The entries below should be given again exactly, minus their pictures.

Dataset records
▼

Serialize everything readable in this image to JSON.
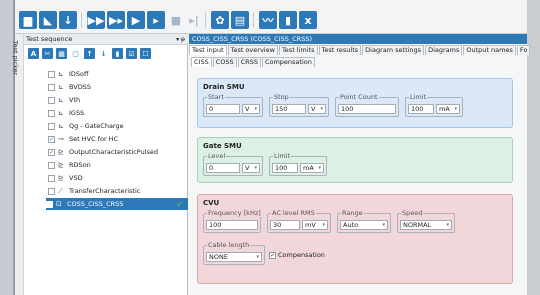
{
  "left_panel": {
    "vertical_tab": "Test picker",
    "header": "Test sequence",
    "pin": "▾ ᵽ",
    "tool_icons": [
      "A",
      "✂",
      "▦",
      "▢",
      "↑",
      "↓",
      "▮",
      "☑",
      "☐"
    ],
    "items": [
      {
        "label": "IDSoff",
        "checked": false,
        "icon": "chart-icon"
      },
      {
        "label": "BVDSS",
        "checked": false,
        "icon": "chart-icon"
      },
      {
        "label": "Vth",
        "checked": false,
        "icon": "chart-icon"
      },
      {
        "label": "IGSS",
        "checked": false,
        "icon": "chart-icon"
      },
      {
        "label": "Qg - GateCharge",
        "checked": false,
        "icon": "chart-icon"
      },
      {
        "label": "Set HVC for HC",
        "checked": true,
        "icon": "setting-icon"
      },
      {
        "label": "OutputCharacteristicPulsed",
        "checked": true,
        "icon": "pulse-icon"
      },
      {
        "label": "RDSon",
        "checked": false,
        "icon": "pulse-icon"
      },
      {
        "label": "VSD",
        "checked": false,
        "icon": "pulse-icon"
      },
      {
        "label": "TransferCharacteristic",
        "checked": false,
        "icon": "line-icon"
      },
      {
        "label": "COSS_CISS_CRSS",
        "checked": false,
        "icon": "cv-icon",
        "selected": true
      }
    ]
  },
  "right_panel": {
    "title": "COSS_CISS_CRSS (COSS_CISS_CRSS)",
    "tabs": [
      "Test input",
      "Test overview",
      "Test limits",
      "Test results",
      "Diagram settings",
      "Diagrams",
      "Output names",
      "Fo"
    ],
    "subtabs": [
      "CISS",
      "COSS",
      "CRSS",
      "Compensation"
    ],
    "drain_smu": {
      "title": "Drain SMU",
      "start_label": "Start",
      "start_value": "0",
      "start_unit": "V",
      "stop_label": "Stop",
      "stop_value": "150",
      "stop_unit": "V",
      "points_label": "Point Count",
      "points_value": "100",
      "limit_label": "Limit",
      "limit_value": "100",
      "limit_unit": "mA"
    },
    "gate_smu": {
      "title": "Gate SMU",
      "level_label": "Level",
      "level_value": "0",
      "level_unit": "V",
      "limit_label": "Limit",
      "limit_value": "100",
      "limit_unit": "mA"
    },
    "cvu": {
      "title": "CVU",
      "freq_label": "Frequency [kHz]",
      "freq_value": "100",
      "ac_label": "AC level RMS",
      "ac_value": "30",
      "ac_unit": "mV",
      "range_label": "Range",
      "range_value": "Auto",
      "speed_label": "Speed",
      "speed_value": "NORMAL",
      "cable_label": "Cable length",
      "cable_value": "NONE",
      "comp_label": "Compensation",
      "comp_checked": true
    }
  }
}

▲

» RESULT OF THIS TASK
Serialize everything readable in this image to JSON.
{
  "left_panel": {
    "vertical_tab": "Test picker",
    "header": "Test sequence",
    "pin": "▾ ᵽ",
    "tool_icons": [
      "A",
      "✂",
      "▦",
      "▢",
      "↑",
      "↓",
      "▮",
      "☑",
      "☐"
    ],
    "items": [
      {
        "label": "IDSoff",
        "checked": false,
        "icon": "chart-icon"
      },
      {
        "label": "BVDSS",
        "checked": false,
        "icon": "chart-icon"
      },
      {
        "label": "Vth",
        "checked": false,
        "icon": "chart-icon"
      },
      {
        "label": "IGSS",
        "checked": false,
        "icon": "chart-icon"
      },
      {
        "label": "Qg - GateCharge",
        "checked": false,
        "icon": "chart-icon"
      },
      {
        "label": "Set HVC for HC",
        "checked": true,
        "icon": "setting-icon"
      },
      {
        "label": "OutputCharacteristicPulsed",
        "checked": true,
        "icon": "pulse-icon"
      },
      {
        "label": "RDSon",
        "checked": false,
        "icon": "pulse-icon"
      },
      {
        "label": "VSD",
        "checked": false,
        "icon": "pulse-icon"
      },
      {
        "label": "TransferCharacteristic",
        "checked": false,
        "icon": "line-icon"
      },
      {
        "label": "COSS_CISS_CRSS",
        "checked": false,
        "icon": "cv-icon",
        "selected": true
      }
    ]
  },
  "right_panel": {
    "title": "COSS_CISS_CRSS (COSS_CISS_CRSS)",
    "tabs": [
      "Test input",
      "Test overview",
      "Test limits",
      "Test results",
      "Diagram settings",
      "Diagrams",
      "Output names",
      "Fo"
    ],
    "subtabs": [
      "CISS",
      "COSS",
      "CRSS",
      "Compensation"
    ],
    "drain_smu": {
      "title": "Drain SMU",
      "start_label": "Start",
      "start_value": "0",
      "start_unit": "V",
      "stop_label": "Stop",
      "stop_value": "150",
      "stop_unit": "V",
      "points_label": "Point Count",
      "points_value": "100",
      "limit_label": "Limit",
      "limit_value": "100",
      "limit_unit": "mA"
    },
    "gate_smu": {
      "title": "Gate SMU",
      "level_label": "Level",
      "level_value": "0",
      "level_unit": "V",
      "limit_label": "Limit",
      "limit_value": "100",
      "limit_unit": "mA"
    },
    "cvu": {
      "title": "CVU",
      "freq_label": "Frequency [kHz]",
      "freq_value": "100",
      "ac_label": "AC level RMS",
      "ac_value": "30",
      "ac_unit": "mV",
      "range_label": "Range",
      "range_value": "Auto",
      "speed_label": "Speed",
      "speed_value": "NORMAL",
      "cable_label": "Cable length",
      "cable_value": "NONE",
      "comp_label": "Compensation",
      "comp_checked": true
    }
  }
}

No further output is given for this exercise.